*STORED ROWS:*
★ ★ ★ ★

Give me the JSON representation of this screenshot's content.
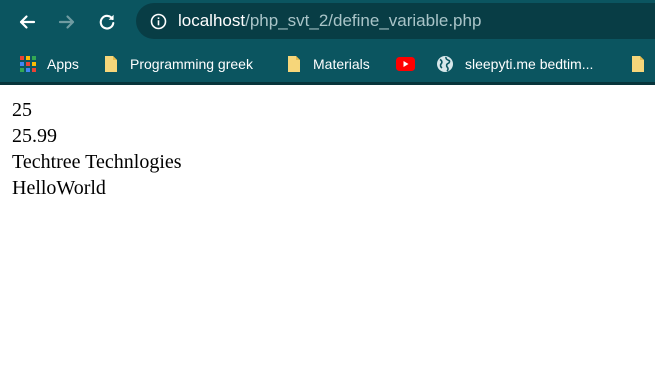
{
  "browser": {
    "url_host": "localhost",
    "url_path": "/php_svt_2/define_variable.php",
    "theme_color": "#0b5560",
    "icons": [
      "back-arrow-icon",
      "forward-arrow-icon",
      "reload-icon",
      "info-icon"
    ]
  },
  "bookmarks": {
    "items": [
      {
        "label": "Apps",
        "icon": "apps-grid-icon"
      },
      {
        "label": "Programming greek",
        "icon": "folder-icon"
      },
      {
        "label": "Materials",
        "icon": "folder-icon"
      },
      {
        "label": "",
        "icon": "youtube-icon"
      },
      {
        "label": "sleepyti.me bedtim...",
        "icon": "globe-icon"
      },
      {
        "label": "",
        "icon": "folder-icon"
      }
    ]
  },
  "page": {
    "lines": [
      "25",
      "25.99",
      "Techtree Technlogies",
      "HelloWorld"
    ]
  }
}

★ ★ ★ ★

*DIRECTIONS:*
Transcribe the whole listing exactly. Pictures stay out of your copy.

*ANSWER FOR THE TASK:*
Give me the JSON representation of this screenshot's content.
{
  "browser": {
    "url_host": "localhost",
    "url_path": "/php_svt_2/define_variable.php",
    "theme_color": "#0b5560",
    "icons": [
      "back-arrow-icon",
      "forward-arrow-icon",
      "reload-icon",
      "info-icon"
    ]
  },
  "bookmarks": {
    "items": [
      {
        "label": "Apps",
        "icon": "apps-grid-icon"
      },
      {
        "label": "Programming greek",
        "icon": "folder-icon"
      },
      {
        "label": "Materials",
        "icon": "folder-icon"
      },
      {
        "label": "",
        "icon": "youtube-icon"
      },
      {
        "label": "sleepyti.me bedtim...",
        "icon": "globe-icon"
      },
      {
        "label": "",
        "icon": "folder-icon"
      }
    ]
  },
  "page": {
    "lines": [
      "25",
      "25.99",
      "Techtree Technlogies",
      "HelloWorld"
    ]
  }
}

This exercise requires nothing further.